What the task requires – Locate each line of the material that contains "تعزيز", then return it.

[Rows from a dataset]

#####

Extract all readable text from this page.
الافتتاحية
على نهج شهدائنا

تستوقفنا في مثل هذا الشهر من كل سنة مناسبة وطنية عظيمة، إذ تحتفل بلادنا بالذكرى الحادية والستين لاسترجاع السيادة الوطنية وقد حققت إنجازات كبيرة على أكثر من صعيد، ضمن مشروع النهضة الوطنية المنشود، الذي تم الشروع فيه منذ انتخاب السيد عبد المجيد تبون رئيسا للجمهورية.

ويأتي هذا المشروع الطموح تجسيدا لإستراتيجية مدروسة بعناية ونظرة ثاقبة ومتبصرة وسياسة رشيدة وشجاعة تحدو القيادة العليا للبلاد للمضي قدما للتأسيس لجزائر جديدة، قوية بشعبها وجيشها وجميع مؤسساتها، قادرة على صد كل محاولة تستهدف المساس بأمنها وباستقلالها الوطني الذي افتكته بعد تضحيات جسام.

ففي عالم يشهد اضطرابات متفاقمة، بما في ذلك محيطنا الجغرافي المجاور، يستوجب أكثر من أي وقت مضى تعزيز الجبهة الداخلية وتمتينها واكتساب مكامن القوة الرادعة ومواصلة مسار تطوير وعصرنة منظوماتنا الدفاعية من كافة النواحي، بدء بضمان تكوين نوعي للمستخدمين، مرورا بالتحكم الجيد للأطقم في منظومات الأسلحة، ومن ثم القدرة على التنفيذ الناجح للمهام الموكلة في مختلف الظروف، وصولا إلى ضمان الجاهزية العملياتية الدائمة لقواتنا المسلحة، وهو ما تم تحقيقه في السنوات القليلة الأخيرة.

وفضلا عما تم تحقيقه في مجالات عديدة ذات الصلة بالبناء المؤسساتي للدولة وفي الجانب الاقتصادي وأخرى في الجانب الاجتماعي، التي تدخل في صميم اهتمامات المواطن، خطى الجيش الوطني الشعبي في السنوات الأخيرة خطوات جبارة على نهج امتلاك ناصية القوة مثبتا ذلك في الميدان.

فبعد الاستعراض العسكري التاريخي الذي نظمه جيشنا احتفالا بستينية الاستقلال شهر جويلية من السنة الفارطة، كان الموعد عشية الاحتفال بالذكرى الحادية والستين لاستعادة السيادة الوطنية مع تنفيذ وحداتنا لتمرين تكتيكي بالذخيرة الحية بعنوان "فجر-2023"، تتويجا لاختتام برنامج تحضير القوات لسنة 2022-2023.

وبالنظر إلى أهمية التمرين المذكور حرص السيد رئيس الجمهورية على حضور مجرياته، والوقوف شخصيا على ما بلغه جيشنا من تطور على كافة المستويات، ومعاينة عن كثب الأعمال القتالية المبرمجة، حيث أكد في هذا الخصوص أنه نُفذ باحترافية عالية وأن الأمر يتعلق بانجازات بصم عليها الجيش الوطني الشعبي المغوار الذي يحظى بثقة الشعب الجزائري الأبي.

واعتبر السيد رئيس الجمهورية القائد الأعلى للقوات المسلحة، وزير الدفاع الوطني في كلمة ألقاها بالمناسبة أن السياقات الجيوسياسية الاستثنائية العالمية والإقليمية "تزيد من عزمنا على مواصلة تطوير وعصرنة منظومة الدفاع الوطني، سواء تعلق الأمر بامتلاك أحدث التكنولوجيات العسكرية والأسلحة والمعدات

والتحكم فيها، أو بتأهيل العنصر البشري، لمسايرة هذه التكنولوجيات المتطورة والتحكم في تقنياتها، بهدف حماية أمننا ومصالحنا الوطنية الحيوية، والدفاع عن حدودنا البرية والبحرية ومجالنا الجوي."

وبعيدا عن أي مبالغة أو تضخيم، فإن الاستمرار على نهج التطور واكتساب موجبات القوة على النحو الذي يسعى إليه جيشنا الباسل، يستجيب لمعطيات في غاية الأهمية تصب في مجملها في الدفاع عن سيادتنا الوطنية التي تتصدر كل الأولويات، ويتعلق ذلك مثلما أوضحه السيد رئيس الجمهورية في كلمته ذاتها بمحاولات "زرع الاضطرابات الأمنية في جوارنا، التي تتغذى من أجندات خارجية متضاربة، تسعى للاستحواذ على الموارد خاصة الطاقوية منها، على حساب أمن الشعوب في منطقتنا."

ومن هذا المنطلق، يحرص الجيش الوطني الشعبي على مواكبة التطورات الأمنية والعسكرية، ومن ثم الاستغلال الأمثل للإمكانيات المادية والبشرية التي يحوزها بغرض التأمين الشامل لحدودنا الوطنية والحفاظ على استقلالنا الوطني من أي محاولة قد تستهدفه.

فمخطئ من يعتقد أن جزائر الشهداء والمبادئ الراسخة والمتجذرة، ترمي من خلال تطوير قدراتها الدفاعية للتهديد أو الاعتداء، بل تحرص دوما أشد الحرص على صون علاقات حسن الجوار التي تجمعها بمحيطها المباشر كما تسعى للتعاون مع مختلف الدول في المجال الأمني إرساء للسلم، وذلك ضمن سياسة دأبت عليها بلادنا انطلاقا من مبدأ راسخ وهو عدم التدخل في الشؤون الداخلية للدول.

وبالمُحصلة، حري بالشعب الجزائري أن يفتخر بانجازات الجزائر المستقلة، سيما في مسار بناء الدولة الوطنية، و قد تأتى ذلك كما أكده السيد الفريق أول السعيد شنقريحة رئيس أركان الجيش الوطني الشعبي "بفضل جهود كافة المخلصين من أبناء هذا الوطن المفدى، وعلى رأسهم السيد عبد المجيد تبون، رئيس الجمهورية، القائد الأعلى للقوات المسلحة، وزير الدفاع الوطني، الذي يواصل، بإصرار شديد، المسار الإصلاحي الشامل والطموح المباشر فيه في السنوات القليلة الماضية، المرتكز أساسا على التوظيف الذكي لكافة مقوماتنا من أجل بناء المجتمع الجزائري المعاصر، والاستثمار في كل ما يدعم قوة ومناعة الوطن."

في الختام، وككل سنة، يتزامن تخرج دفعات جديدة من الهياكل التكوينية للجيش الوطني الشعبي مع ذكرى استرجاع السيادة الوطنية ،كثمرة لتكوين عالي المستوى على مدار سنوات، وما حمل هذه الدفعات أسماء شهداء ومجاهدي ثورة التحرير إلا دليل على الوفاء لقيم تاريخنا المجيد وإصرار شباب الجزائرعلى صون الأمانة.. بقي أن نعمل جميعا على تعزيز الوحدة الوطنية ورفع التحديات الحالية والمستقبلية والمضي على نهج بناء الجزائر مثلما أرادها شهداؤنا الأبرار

#####

Answer –
ففي عالم يشهد اضطرابات متفاقمة، بما في ذلك محيطنا الجغرافي المجاور، يستوجب أكثر من أي وقت مضى تعزيز الجبهة الداخلية وتمتينها واكتساب مكامن القوة الرادعة ومواصلة مسار تطوير وعصرنة منظوماتنا الدفاعية من كافة النواحي، بدء بضمان تكوين نوعي للمستخدمين، مرورا بالتحكم الجيد للأطقم في منظومات الأسلحة، ومن ثم القدرة على التنفيذ الناجح للمهام الموكلة في مختلف الظروف، وصولا إلى ضمان الجاهزية العملياتية الدائمة لقواتنا المسلحة، وهو ما تم تحقيقه في السنوات القليلة الأخيرة.
في الختام، وككل سنة، يتزامن تخرج دفعات جديدة من الهياكل التكوينية للجيش الوطني الشعبي مع ذكرى استرجاع السيادة الوطنية ،كثمرة لتكوين عالي المستوى على مدار سنوات، وما حمل هذه الدفعات أسماء شهداء ومجاهدي ثورة التحرير إلا دليل على الوفاء لقيم تاريخنا المجيد وإصرار شباب الجزائرعلى صون الأمانة.. بقي أن نعمل جميعا على تعزيز الوحدة الوطنية ورفع التحديات الحالية والمستقبلية والمضي على نهج بناء الجزائر مثلما أرادها شهداؤنا الأبرار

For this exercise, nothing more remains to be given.